The records:

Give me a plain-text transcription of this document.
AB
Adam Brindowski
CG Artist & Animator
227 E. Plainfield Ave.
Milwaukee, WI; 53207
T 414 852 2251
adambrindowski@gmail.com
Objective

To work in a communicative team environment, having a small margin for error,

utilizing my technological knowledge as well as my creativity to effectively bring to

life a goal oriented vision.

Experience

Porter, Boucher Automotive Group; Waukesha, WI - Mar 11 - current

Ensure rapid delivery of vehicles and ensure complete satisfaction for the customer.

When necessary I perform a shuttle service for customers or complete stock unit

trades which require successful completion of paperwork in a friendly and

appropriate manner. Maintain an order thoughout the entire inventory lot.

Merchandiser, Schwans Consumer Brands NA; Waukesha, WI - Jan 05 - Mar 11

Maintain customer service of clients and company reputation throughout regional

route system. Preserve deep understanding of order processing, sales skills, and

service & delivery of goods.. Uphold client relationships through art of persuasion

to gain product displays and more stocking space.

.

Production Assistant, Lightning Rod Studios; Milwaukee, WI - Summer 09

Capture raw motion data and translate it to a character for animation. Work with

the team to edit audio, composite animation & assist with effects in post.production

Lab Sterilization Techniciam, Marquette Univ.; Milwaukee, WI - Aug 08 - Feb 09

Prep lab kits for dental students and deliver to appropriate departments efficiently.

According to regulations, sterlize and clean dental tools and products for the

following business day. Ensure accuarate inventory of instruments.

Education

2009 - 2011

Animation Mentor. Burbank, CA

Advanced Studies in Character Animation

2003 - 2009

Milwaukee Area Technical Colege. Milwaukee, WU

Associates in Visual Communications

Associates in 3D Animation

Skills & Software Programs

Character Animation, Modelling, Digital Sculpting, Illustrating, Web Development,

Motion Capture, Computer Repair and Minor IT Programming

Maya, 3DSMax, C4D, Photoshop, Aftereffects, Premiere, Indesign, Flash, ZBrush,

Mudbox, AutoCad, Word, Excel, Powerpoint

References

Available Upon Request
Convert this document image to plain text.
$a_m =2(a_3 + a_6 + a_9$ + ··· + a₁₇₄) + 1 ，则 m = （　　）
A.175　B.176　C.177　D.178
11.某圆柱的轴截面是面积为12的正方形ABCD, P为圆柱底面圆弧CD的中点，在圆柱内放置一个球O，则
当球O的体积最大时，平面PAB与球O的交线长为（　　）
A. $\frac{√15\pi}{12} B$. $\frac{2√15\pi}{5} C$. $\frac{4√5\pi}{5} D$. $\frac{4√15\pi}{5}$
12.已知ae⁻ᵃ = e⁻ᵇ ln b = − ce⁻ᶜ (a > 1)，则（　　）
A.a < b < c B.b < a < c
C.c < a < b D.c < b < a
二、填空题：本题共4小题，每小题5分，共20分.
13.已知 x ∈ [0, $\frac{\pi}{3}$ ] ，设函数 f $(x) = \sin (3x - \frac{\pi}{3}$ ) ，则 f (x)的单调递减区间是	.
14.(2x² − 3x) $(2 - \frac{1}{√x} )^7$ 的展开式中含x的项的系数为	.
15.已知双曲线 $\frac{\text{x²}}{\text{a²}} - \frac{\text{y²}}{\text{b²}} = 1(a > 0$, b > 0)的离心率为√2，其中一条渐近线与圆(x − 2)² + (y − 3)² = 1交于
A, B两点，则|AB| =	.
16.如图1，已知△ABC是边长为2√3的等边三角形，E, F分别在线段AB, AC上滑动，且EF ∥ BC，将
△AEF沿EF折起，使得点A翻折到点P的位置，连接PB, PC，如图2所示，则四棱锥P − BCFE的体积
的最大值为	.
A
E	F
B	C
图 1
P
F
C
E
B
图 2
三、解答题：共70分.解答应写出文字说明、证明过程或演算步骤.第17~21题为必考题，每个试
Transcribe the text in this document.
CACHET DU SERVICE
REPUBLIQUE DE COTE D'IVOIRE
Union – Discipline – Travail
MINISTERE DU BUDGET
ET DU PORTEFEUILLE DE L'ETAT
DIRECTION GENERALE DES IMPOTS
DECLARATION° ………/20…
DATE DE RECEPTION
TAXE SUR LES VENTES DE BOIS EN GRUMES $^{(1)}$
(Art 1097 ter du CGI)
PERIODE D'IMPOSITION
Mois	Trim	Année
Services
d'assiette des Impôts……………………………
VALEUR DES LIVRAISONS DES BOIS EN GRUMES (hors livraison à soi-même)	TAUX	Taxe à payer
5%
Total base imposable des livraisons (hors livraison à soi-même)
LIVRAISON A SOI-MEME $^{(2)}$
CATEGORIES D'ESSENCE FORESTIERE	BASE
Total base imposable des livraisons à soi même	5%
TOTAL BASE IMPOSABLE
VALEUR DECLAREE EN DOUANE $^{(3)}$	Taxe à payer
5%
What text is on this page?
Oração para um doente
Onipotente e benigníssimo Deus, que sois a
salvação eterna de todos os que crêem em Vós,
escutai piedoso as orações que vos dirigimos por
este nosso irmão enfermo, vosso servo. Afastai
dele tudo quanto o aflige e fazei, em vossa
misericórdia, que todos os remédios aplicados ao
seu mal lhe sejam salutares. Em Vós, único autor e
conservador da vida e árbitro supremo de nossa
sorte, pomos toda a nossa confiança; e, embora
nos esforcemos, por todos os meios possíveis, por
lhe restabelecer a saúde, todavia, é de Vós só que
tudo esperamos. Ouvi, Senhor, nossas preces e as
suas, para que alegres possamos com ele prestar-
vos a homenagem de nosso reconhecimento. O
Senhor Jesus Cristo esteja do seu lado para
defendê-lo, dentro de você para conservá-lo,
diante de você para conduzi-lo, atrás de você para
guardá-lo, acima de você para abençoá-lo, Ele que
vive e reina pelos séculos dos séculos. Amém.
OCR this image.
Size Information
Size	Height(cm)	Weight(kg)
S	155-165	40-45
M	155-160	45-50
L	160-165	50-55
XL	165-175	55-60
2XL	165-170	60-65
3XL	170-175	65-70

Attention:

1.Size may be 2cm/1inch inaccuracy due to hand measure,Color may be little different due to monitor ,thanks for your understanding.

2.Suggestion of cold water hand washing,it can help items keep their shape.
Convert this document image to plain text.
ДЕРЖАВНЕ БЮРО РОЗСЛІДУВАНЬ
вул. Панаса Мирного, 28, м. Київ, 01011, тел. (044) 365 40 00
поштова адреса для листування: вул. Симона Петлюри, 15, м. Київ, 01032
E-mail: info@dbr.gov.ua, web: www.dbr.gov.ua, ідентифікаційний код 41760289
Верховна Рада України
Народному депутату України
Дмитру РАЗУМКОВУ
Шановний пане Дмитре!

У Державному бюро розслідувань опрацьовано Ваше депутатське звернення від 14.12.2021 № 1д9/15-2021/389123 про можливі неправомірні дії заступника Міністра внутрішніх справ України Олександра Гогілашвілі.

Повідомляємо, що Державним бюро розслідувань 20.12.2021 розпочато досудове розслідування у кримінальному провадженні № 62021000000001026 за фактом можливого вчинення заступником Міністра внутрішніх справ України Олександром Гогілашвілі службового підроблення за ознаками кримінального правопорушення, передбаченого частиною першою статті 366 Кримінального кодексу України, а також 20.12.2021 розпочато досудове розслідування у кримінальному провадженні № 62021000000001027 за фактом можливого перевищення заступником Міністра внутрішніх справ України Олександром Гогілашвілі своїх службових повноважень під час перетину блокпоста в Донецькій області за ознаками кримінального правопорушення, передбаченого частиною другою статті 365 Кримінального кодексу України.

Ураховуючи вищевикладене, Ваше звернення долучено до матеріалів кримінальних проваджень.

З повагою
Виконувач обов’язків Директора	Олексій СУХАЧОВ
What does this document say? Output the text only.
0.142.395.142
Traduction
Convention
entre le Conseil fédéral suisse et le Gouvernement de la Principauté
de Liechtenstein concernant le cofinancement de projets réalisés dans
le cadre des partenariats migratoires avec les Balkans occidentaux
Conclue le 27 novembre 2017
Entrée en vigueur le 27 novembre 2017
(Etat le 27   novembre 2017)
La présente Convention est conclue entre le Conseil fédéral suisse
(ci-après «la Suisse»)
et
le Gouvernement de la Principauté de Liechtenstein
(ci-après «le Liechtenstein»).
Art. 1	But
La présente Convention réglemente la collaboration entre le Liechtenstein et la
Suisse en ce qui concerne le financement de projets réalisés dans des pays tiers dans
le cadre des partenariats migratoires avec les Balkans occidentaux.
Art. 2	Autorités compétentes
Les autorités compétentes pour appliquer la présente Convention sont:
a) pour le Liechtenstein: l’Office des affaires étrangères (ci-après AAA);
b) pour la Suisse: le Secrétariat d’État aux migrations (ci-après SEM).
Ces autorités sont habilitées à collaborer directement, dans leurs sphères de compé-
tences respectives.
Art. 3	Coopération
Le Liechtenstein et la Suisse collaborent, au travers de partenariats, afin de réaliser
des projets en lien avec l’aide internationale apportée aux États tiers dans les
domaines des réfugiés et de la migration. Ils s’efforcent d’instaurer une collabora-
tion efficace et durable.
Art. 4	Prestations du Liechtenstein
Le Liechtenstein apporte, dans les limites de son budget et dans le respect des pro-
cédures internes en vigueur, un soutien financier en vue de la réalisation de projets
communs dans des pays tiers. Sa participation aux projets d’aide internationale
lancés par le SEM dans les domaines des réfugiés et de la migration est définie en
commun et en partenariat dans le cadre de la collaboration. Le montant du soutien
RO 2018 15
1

Your objective:
Note how many lines of the material contain the string "payer". Then report that number by itself.

Exercise output:
2